• _SHORT TASK_: Would you repeat the listing exactly but omit every picture?

• _RECORDS_:
+---+

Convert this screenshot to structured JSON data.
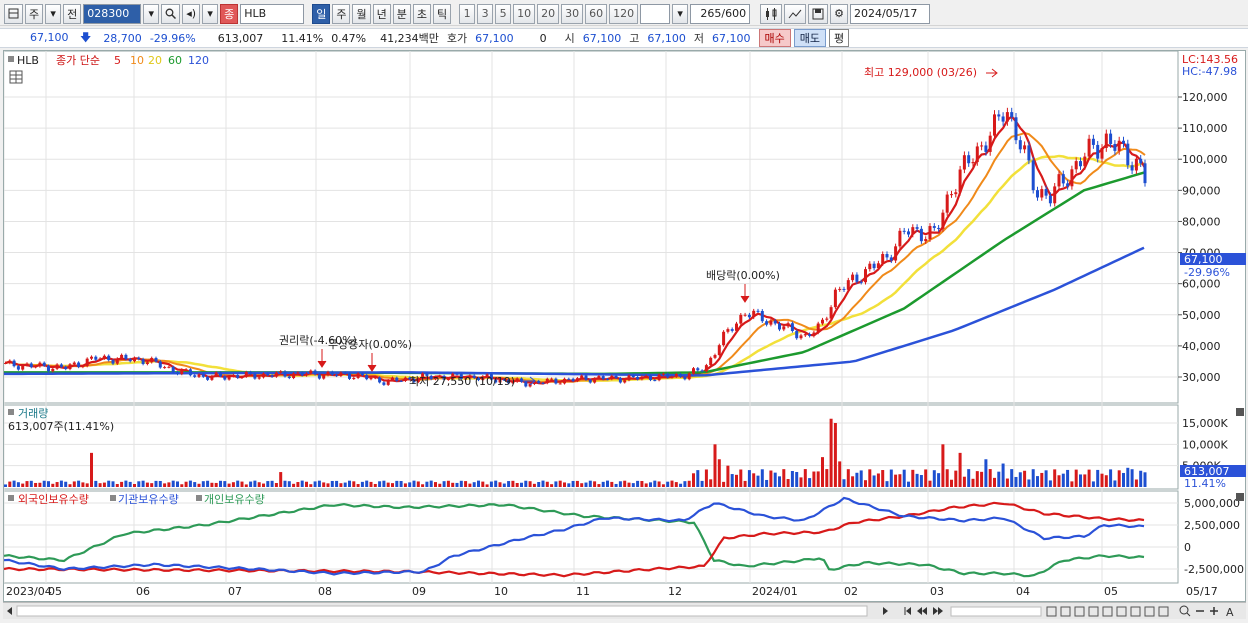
{
  "toolbar": {
    "btn_ju": "주",
    "btn_jeon": "전",
    "code": "028300",
    "name_tag": "종",
    "stock_name": "HLB",
    "periods": [
      "일",
      "주",
      "월",
      "년",
      "분",
      "초",
      "틱"
    ],
    "ticks": [
      "1",
      "3",
      "5",
      "10",
      "20",
      "30",
      "60",
      "120"
    ],
    "count": "265",
    "count_total": "/600",
    "date": "2024/05/17"
  },
  "quote": {
    "price": "67,100",
    "change": "28,700",
    "change_pct": "-29.96%",
    "volume": "613,007",
    "vol_ratio": "11.41%",
    "turnover": "0.47%",
    "amount": "41,234백만",
    "bid_label": "호가",
    "bid": "67,100",
    "bid_qty": "0",
    "open_label": "시",
    "open": "67,100",
    "high_label": "고",
    "high": "67,100",
    "low_label": "저",
    "low": "67,100",
    "buy": "매수",
    "sell": "매도",
    "eval": "평"
  },
  "price_panel": {
    "name": "HLB",
    "legend_prefix": "종가 단순",
    "ma_labels": [
      "5",
      "10",
      "20",
      "60",
      "120"
    ],
    "lc": "LC:143.56",
    "hc": "HC:-47.98",
    "y_labels": [
      "120,000",
      "110,000",
      "100,000",
      "90,000",
      "80,000",
      "70,000",
      "60,000",
      "50,000",
      "40,000",
      "30,000"
    ],
    "current_price": "67,100",
    "current_pct": "-29.96%",
    "high_annotation": "최고 129,000 (03/26)",
    "low_annotation": "최저 27,550 (10/19)",
    "dividend_annotation": "배당락(0.00%)",
    "rights_annotation": "권리락(-4.60%)",
    "bonus_annotation": "무상증자(0.00%)"
  },
  "volume_panel": {
    "title": "거래량",
    "value_label": "613,007주(11.41%)",
    "y_labels": [
      "15,000K",
      "10,000K",
      "5,000K"
    ],
    "current": "613,007",
    "current_pct": "11.41%"
  },
  "holding_panel": {
    "legend": [
      "외국인보유수량",
      "기관보유수량",
      "개인보유수량"
    ],
    "y_labels": [
      "5,000,000",
      "2,500,000",
      "0",
      "-2,500,000"
    ]
  },
  "x_axis": [
    "2023/04",
    "05",
    "06",
    "07",
    "08",
    "09",
    "10",
    "11",
    "12",
    "2024/01",
    "02",
    "03",
    "04",
    "05",
    "05/17"
  ],
  "colors": {
    "ma5": "#d71a1a",
    "ma10": "#f08a1a",
    "ma20": "#f2e03a",
    "ma60": "#1c9a2e",
    "ma120": "#2b52d8",
    "up": "#d71a1a",
    "down": "#1d4fd0",
    "foreign": "#d71a1a",
    "institution": "#2b52d8",
    "individual": "#2e9a57"
  },
  "chart_data": {
    "type": "line",
    "title": "",
    "x": [
      "2023/04",
      "05",
      "06",
      "07",
      "08",
      "09",
      "10",
      "11",
      "12",
      "2024/01",
      "02",
      "03",
      "04",
      "05"
    ],
    "series": [
      {
        "name": "5",
        "values": [
          34000,
          35000,
          33000,
          30000,
          31000,
          29000,
          29500,
          30000,
          34000,
          50000,
          68000,
          105000,
          95000,
          92000
        ]
      },
      {
        "name": "120",
        "values": [
          32000,
          32500,
          32500,
          32000,
          32000,
          31500,
          31000,
          31000,
          31000,
          33000,
          40000,
          52000,
          62000,
          72000
        ]
      }
    ],
    "ylim": [
      25000,
      143560
    ],
    "xlabel": "",
    "ylabel": ""
  }
}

+---+

• _FULL OUTPUT_:
Convert this screenshot to structured JSON data.
{
  "toolbar": {
    "btn_ju": "주",
    "btn_jeon": "전",
    "code": "028300",
    "name_tag": "종",
    "stock_name": "HLB",
    "periods": [
      "일",
      "주",
      "월",
      "년",
      "분",
      "초",
      "틱"
    ],
    "ticks": [
      "1",
      "3",
      "5",
      "10",
      "20",
      "30",
      "60",
      "120"
    ],
    "count": "265",
    "count_total": "/600",
    "date": "2024/05/17"
  },
  "quote": {
    "price": "67,100",
    "change": "28,700",
    "change_pct": "-29.96%",
    "volume": "613,007",
    "vol_ratio": "11.41%",
    "turnover": "0.47%",
    "amount": "41,234백만",
    "bid_label": "호가",
    "bid": "67,100",
    "bid_qty": "0",
    "open_label": "시",
    "open": "67,100",
    "high_label": "고",
    "high": "67,100",
    "low_label": "저",
    "low": "67,100",
    "buy": "매수",
    "sell": "매도",
    "eval": "평"
  },
  "price_panel": {
    "name": "HLB",
    "legend_prefix": "종가 단순",
    "ma_labels": [
      "5",
      "10",
      "20",
      "60",
      "120"
    ],
    "lc": "LC:143.56",
    "hc": "HC:-47.98",
    "y_labels": [
      "120,000",
      "110,000",
      "100,000",
      "90,000",
      "80,000",
      "70,000",
      "60,000",
      "50,000",
      "40,000",
      "30,000"
    ],
    "current_price": "67,100",
    "current_pct": "-29.96%",
    "high_annotation": "최고 129,000 (03/26)",
    "low_annotation": "최저 27,550 (10/19)",
    "dividend_annotation": "배당락(0.00%)",
    "rights_annotation": "권리락(-4.60%)",
    "bonus_annotation": "무상증자(0.00%)"
  },
  "volume_panel": {
    "title": "거래량",
    "value_label": "613,007주(11.41%)",
    "y_labels": [
      "15,000K",
      "10,000K",
      "5,000K"
    ],
    "current": "613,007",
    "current_pct": "11.41%"
  },
  "holding_panel": {
    "legend": [
      "외국인보유수량",
      "기관보유수량",
      "개인보유수량"
    ],
    "y_labels": [
      "5,000,000",
      "2,500,000",
      "0",
      "-2,500,000"
    ]
  },
  "x_axis": [
    "2023/04",
    "05",
    "06",
    "07",
    "08",
    "09",
    "10",
    "11",
    "12",
    "2024/01",
    "02",
    "03",
    "04",
    "05",
    "05/17"
  ],
  "colors": {
    "ma5": "#d71a1a",
    "ma10": "#f08a1a",
    "ma20": "#f2e03a",
    "ma60": "#1c9a2e",
    "ma120": "#2b52d8",
    "up": "#d71a1a",
    "down": "#1d4fd0",
    "foreign": "#d71a1a",
    "institution": "#2b52d8",
    "individual": "#2e9a57"
  },
  "chart_data": {
    "type": "line",
    "title": "",
    "x": [
      "2023/04",
      "05",
      "06",
      "07",
      "08",
      "09",
      "10",
      "11",
      "12",
      "2024/01",
      "02",
      "03",
      "04",
      "05"
    ],
    "series": [
      {
        "name": "5",
        "values": [
          34000,
          35000,
          33000,
          30000,
          31000,
          29000,
          29500,
          30000,
          34000,
          50000,
          68000,
          105000,
          95000,
          92000
        ]
      },
      {
        "name": "120",
        "values": [
          32000,
          32500,
          32500,
          32000,
          32000,
          31500,
          31000,
          31000,
          31000,
          33000,
          40000,
          52000,
          62000,
          72000
        ]
      }
    ],
    "ylim": [
      25000,
      143560
    ],
    "xlabel": "",
    "ylabel": ""
  }
}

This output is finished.